(PROBLEM REQUIREMENTS)
Please write out the complete listing that follows, exactly as it reads.

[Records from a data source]
=-=-=

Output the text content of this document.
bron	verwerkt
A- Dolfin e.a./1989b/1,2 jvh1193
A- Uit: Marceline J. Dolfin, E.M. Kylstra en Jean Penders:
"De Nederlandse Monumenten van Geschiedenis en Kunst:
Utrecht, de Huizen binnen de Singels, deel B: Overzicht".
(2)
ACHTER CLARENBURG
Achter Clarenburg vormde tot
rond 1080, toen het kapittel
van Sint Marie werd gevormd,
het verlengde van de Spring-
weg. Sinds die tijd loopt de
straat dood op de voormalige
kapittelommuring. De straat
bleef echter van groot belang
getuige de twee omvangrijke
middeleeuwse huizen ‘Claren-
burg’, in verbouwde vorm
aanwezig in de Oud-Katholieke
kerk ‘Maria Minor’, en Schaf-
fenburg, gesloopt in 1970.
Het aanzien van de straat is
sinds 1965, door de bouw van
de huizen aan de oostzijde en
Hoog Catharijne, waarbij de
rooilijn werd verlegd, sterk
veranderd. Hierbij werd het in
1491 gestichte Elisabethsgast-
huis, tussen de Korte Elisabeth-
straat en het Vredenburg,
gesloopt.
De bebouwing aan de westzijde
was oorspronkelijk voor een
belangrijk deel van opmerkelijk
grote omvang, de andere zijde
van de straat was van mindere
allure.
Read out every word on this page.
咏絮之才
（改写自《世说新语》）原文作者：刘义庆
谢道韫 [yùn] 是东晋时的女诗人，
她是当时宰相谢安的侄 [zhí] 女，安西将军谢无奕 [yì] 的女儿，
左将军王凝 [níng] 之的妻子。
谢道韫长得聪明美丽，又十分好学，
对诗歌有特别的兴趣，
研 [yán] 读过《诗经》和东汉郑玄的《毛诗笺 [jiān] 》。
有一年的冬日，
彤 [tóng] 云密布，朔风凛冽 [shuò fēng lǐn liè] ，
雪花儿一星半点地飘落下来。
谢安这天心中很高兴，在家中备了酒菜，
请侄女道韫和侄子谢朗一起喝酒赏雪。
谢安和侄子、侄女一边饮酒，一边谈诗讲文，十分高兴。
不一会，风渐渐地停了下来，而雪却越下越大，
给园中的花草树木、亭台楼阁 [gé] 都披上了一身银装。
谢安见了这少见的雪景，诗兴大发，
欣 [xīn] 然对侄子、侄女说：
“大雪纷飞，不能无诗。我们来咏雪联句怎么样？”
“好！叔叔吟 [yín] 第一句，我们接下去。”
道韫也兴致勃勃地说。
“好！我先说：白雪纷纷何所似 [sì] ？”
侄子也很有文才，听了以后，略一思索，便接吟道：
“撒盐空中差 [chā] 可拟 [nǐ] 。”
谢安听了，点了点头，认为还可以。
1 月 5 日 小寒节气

=-=-=

(WRITTEN SOLUTION)
Output the text content of this document.
bron	verwerkt
A- Dolfin e.a./1989b/1,2 jvh1193
A- Uit: Marceline J. Dolfin, E.M. Kylstra en Jean Penders:
"De Nederlandse Monumenten van Geschiedenis en Kunst:
Utrecht, de Huizen binnen de Singels, deel B: Overzicht".
(2)
ACHTER CLARENBURG
Achter Clarenburg vormde tot
rond 1080, toen het kapittel
van Sint Marie werd gevormd,
het verlengde van de Spring-
weg. Sinds die tijd loopt de
straat dood op de voormalige
kapittelommuring. De straat
bleef echter van groot belang
getuige de twee omvangrijke
middeleeuwse huizen ‘Claren-
burg’, in verbouwde vorm
aanwezig in de Oud-Katholieke
kerk ‘Maria Minor’, en Schaf-
fenburg, gesloopt in 1970.
Het aanzien van de straat is
sinds 1965, door de bouw van
de huizen aan de oostzijde en
Hoog Catharijne, waarbij de
rooilijn werd verlegd, sterk
veranderd. Hierbij werd het in
1491 gestichte Elisabethsgast-
huis, tussen de Korte Elisabeth-
straat en het Vredenburg,
gesloopt.
De bebouwing aan de westzijde
was oorspronkelijk voor een
belangrijk deel van opmerkelijk
grote omvang, de andere zijde
van de straat was van mindere
allure.
Read out every word on this page.
咏絮之才
（改写自《世说新语》）原文作者：刘义庆
谢道韫 [yùn] 是东晋时的女诗人，
她是当时宰相谢安的侄 [zhí] 女，安西将军谢无奕 [yì] 的女儿，
左将军王凝 [níng] 之的妻子。
谢道韫长得聪明美丽，又十分好学，
对诗歌有特别的兴趣，
研 [yán] 读过《诗经》和东汉郑玄的《毛诗笺 [jiān] 》。
有一年的冬日，
彤 [tóng] 云密布，朔风凛冽 [shuò fēng lǐn liè] ，
雪花儿一星半点地飘落下来。
谢安这天心中很高兴，在家中备了酒菜，
请侄女道韫和侄子谢朗一起喝酒赏雪。
谢安和侄子、侄女一边饮酒，一边谈诗讲文，十分高兴。
不一会，风渐渐地停了下来，而雪却越下越大，
给园中的花草树木、亭台楼阁 [gé] 都披上了一身银装。
谢安见了这少见的雪景，诗兴大发，
欣 [xīn] 然对侄子、侄女说：
“大雪纷飞，不能无诗。我们来咏雪联句怎么样？”
“好！叔叔吟 [yín] 第一句，我们接下去。”
道韫也兴致勃勃地说。
“好！我先说：白雪纷纷何所似 [sì] ？”
侄子也很有文才，听了以后，略一思索，便接吟道：
“撒盐空中差 [chā] 可拟 [nǐ] 。”
谢安听了，点了点头，认为还可以。
1 月 5 日 小寒节气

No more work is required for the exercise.